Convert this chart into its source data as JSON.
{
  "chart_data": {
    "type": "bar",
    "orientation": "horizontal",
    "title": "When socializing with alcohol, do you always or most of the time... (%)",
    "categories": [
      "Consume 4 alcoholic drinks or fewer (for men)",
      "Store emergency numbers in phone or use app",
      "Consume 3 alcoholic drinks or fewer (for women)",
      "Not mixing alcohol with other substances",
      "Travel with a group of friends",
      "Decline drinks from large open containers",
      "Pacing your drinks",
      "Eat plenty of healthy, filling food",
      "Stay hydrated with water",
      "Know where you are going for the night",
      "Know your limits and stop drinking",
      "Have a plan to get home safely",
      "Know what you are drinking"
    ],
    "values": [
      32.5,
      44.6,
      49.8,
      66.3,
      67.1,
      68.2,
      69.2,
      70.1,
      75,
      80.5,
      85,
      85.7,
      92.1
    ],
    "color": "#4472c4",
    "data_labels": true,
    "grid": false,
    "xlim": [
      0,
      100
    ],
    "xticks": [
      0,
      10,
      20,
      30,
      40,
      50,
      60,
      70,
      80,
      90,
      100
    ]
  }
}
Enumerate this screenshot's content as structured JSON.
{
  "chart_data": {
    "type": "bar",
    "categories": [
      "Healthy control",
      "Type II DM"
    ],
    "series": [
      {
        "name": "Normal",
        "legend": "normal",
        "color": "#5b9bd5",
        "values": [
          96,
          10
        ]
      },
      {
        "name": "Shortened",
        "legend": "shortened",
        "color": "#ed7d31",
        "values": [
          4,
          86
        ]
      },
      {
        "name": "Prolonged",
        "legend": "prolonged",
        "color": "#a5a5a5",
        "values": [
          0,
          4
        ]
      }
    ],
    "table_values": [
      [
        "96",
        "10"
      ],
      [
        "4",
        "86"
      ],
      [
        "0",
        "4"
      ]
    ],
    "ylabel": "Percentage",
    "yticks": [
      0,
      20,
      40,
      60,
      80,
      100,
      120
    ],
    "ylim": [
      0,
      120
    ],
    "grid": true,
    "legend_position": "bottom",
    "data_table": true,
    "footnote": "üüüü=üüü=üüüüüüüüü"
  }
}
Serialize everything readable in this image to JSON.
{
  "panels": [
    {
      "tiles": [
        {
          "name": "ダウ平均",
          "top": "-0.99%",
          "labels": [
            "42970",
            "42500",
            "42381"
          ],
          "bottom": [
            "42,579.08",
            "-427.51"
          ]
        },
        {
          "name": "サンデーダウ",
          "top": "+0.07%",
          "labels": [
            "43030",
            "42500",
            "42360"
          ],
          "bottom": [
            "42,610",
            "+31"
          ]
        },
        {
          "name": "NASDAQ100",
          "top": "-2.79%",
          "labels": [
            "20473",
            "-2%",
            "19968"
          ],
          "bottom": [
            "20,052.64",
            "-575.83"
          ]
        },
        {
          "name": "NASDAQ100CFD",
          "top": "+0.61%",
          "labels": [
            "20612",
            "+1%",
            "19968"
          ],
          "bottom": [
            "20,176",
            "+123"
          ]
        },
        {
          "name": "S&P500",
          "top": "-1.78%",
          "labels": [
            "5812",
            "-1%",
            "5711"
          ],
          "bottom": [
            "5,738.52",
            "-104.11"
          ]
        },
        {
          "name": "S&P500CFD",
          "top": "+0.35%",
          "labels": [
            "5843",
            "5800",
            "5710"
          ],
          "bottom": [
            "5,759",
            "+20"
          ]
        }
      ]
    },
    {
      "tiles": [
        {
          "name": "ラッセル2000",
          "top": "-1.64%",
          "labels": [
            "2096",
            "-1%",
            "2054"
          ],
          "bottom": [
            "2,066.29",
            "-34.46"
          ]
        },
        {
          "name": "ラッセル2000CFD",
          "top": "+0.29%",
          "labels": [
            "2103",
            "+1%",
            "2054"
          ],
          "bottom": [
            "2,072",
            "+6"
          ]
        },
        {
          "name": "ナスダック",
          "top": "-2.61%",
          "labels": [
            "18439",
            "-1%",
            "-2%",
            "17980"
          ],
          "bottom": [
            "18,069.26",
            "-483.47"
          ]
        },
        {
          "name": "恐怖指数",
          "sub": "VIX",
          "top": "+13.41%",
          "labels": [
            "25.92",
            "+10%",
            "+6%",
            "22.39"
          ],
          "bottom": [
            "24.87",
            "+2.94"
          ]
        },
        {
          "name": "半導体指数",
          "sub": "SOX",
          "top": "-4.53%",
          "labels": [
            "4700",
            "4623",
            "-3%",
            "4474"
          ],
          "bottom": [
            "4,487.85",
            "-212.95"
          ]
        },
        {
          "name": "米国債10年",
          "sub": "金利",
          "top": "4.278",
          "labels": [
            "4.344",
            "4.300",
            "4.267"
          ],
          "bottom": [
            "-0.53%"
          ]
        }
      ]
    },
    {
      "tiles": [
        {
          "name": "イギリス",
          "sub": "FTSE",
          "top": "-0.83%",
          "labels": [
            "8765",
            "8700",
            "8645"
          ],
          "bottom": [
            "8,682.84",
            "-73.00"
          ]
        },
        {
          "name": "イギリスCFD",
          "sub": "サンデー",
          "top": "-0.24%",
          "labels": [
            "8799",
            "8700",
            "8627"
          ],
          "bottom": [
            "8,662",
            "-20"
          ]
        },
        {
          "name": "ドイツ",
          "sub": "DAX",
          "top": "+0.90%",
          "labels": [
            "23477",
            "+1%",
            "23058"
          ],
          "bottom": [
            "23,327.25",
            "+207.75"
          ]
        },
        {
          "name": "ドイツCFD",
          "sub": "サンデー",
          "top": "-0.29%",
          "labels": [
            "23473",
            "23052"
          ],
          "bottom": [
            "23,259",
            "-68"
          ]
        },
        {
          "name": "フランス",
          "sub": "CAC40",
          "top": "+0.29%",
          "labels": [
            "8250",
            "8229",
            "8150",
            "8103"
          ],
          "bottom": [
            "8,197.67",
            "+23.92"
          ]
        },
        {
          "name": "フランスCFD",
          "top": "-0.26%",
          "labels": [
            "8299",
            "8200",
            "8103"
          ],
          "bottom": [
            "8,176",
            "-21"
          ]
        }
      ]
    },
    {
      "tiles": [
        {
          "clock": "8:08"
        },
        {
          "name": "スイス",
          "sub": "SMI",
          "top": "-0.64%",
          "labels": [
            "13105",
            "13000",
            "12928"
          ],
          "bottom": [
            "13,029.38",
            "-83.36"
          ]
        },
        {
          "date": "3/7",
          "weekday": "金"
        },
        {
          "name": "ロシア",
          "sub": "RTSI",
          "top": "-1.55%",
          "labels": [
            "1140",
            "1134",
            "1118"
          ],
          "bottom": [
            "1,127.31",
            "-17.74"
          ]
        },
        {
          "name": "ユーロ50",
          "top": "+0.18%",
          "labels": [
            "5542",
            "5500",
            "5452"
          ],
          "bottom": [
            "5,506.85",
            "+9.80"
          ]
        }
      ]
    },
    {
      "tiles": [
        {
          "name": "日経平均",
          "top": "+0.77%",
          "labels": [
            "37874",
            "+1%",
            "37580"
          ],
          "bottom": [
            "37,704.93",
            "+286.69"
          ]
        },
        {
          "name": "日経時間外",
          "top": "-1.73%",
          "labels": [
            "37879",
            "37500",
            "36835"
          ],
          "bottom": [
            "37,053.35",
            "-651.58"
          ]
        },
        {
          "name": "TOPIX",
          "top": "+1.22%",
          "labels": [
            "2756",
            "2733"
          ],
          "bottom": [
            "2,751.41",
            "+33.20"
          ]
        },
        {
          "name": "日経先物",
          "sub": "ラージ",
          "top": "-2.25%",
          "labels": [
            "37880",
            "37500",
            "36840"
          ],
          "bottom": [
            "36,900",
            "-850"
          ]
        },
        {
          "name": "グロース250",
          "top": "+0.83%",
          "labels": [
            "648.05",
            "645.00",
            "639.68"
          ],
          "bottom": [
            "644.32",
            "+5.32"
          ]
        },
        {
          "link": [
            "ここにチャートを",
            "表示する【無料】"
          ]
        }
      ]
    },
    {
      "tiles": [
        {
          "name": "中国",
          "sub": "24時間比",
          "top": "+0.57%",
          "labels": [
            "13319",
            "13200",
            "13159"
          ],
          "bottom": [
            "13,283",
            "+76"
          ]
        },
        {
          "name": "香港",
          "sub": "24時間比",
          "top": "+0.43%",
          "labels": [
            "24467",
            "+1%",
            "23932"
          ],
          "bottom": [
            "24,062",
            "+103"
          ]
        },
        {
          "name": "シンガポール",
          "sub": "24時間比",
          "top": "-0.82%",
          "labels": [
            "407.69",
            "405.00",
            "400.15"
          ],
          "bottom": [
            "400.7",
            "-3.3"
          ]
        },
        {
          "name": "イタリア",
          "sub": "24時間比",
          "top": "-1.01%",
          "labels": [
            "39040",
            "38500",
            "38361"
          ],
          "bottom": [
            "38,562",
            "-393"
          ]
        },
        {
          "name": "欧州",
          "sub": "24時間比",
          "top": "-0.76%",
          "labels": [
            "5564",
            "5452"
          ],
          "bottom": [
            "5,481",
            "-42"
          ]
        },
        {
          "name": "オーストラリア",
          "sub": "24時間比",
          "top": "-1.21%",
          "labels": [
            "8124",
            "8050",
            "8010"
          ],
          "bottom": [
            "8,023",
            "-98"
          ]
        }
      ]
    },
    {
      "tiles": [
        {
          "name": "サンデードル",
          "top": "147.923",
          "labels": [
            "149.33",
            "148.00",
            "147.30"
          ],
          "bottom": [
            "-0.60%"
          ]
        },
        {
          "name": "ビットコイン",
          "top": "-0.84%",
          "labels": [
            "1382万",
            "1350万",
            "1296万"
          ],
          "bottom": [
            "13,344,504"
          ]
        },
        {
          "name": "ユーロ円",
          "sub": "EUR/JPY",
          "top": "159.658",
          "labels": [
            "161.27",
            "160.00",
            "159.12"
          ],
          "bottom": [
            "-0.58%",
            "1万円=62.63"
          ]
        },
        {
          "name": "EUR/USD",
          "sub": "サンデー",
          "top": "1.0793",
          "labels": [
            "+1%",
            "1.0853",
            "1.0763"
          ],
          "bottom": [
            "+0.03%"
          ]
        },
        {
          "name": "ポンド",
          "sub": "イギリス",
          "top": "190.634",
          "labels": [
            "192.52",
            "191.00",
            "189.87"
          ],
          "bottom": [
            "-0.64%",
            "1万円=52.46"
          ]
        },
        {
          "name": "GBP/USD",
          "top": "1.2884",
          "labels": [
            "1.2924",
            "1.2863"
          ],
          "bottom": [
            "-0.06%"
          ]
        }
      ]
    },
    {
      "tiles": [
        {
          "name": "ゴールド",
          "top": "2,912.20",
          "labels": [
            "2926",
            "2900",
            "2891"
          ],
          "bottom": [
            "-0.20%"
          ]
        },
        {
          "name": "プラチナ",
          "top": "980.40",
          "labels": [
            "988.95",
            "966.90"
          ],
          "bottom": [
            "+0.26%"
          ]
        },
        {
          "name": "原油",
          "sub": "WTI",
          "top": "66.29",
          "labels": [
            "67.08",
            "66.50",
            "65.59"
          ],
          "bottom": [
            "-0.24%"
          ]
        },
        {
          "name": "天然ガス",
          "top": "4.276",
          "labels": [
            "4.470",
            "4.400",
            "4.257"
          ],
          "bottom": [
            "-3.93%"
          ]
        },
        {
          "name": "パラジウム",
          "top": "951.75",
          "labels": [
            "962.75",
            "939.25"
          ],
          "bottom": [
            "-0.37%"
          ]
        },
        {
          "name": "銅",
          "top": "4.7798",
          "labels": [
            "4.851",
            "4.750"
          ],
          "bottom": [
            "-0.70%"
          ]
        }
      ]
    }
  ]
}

================================

## Given exercise
Each line that holds the word "Know" should be extracted from the records.

## Reply
      "Know where you are going for the night",
      "Know your limits and stop drinking",
      "Know what you are drinking"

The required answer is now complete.